▶ [OBJECTIVE]: Print the range of lines that opens with the line containing "Enumerate this screenshot's" and closes with the last line of the listing. Include both ends; print nothing more.

------------------------

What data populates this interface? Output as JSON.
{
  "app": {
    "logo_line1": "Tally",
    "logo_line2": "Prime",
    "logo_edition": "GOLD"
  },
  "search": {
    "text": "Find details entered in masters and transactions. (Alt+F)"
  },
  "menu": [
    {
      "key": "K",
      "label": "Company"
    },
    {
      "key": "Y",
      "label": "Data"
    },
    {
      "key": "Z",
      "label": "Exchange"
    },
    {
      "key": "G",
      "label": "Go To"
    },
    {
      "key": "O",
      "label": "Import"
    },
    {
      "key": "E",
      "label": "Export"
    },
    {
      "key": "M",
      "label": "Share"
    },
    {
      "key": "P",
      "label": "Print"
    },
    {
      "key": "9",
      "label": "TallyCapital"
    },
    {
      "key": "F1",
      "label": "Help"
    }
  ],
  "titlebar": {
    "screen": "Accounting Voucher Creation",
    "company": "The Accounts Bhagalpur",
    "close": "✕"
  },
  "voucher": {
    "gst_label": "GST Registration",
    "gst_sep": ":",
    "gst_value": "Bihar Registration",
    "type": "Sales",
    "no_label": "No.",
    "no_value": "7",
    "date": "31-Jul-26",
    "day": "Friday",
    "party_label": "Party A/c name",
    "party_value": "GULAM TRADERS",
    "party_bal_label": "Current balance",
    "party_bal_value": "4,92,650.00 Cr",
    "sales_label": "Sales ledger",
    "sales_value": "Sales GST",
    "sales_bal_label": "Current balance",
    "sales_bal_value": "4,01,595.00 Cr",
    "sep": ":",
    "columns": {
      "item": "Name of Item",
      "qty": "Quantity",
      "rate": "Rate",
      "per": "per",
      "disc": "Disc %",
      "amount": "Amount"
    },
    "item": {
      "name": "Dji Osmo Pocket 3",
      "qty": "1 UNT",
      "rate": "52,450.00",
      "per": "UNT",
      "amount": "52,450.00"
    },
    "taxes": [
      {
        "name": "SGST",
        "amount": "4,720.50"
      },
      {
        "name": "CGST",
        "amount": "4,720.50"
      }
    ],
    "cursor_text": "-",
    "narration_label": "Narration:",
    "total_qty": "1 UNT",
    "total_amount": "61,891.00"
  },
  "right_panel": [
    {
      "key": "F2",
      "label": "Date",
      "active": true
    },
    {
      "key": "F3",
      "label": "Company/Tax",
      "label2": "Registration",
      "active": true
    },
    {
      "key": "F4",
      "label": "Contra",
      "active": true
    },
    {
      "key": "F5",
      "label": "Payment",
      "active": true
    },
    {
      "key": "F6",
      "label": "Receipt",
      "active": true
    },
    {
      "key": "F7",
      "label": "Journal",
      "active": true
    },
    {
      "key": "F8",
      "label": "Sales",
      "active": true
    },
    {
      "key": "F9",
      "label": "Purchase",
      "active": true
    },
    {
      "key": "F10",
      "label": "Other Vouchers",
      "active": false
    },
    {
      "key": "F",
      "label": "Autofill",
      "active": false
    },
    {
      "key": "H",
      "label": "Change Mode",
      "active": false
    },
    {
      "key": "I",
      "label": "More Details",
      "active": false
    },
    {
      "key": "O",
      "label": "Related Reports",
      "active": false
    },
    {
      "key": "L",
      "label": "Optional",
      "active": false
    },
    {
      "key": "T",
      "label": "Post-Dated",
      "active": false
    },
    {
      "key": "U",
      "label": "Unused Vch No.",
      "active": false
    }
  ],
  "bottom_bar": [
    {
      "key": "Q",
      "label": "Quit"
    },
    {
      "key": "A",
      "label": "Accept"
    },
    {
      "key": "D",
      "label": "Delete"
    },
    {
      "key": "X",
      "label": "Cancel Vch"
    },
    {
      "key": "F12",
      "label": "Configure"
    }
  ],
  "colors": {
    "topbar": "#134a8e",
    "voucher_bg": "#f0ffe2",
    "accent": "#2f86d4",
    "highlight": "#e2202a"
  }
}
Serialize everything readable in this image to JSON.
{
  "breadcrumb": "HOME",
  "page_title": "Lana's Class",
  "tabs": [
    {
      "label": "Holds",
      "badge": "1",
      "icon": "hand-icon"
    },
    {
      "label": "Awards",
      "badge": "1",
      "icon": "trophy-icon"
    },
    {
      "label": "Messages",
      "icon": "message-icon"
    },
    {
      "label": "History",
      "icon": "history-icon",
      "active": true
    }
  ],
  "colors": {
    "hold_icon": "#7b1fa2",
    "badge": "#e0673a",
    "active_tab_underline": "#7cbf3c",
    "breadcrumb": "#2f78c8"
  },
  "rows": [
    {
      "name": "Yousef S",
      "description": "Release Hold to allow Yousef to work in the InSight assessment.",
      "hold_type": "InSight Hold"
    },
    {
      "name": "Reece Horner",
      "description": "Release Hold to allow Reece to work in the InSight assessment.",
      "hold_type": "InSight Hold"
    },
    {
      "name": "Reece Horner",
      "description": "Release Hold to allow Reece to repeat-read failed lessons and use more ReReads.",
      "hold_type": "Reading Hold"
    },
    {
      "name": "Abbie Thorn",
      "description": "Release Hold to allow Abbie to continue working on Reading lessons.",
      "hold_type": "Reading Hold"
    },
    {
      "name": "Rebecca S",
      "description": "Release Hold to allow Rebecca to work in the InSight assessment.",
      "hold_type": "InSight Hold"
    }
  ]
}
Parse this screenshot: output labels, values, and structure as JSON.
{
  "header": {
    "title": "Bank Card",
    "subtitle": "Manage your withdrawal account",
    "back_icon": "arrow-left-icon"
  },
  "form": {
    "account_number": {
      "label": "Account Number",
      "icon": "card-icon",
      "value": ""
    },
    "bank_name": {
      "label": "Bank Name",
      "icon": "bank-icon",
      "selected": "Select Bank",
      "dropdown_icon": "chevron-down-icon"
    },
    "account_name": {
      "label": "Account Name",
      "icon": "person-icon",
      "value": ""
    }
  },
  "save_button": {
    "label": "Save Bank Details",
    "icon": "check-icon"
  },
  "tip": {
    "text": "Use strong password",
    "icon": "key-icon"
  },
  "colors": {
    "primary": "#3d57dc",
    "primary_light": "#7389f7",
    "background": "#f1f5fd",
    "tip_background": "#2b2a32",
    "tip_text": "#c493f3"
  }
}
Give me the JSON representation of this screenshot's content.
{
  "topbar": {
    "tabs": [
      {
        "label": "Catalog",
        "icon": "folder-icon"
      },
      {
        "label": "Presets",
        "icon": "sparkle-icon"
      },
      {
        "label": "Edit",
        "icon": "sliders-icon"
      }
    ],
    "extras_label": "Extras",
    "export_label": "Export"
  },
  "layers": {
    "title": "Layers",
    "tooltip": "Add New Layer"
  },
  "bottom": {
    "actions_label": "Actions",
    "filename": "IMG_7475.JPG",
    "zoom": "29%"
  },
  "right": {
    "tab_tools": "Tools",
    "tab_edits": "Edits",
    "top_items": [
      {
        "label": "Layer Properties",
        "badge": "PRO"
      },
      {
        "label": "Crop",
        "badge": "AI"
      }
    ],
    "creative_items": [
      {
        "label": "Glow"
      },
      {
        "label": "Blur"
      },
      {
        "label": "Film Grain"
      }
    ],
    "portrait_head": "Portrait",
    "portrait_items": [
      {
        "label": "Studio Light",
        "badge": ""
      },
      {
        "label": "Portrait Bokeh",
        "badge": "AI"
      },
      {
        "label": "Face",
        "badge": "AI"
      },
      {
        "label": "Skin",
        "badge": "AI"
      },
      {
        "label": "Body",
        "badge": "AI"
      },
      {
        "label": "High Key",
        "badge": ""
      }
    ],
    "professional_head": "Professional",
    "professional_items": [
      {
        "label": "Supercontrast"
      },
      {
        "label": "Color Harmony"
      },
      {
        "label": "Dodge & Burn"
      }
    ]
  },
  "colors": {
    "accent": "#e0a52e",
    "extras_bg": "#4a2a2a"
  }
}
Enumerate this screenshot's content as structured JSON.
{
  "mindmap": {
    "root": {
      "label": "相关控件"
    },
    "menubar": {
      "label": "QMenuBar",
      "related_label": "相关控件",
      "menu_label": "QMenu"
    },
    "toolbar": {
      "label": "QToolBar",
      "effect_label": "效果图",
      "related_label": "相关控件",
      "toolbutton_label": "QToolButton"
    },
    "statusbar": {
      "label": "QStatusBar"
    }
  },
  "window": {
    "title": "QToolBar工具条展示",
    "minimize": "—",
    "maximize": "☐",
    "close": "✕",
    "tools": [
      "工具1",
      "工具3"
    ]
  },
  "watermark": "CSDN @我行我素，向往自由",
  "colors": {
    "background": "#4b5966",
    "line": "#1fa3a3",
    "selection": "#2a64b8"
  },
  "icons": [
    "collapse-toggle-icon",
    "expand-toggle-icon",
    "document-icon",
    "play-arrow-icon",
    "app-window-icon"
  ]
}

------------------------

▶ [RESULT OF THIS TASK]:
Enumerate this screenshot's content as structured JSON.
{
  "mindmap": {
    "root": {
      "label": "相关控件"
    },
    "menubar": {
      "label": "QMenuBar",
      "related_label": "相关控件",
      "menu_label": "QMenu"
    },
    "toolbar": {
      "label": "QToolBar",
      "effect_label": "效果图",
      "related_label": "相关控件",
      "toolbutton_label": "QToolButton"
    },
    "statusbar": {
      "label": "QStatusBar"
    }
  },
  "window": {
    "title": "QToolBar工具条展示",
    "minimize": "—",
    "maximize": "☐",
    "close": "✕",
    "tools": [
      "工具1",
      "工具3"
    ]
  },
  "watermark": "CSDN @我行我素，向往自由",
  "colors": {
    "background": "#4b5966",
    "line": "#1fa3a3",
    "selection": "#2a64b8"
  },
  "icons": [
    "collapse-toggle-icon",
    "expand-toggle-icon",
    "document-icon",
    "play-arrow-icon",
    "app-window-icon"
  ]
}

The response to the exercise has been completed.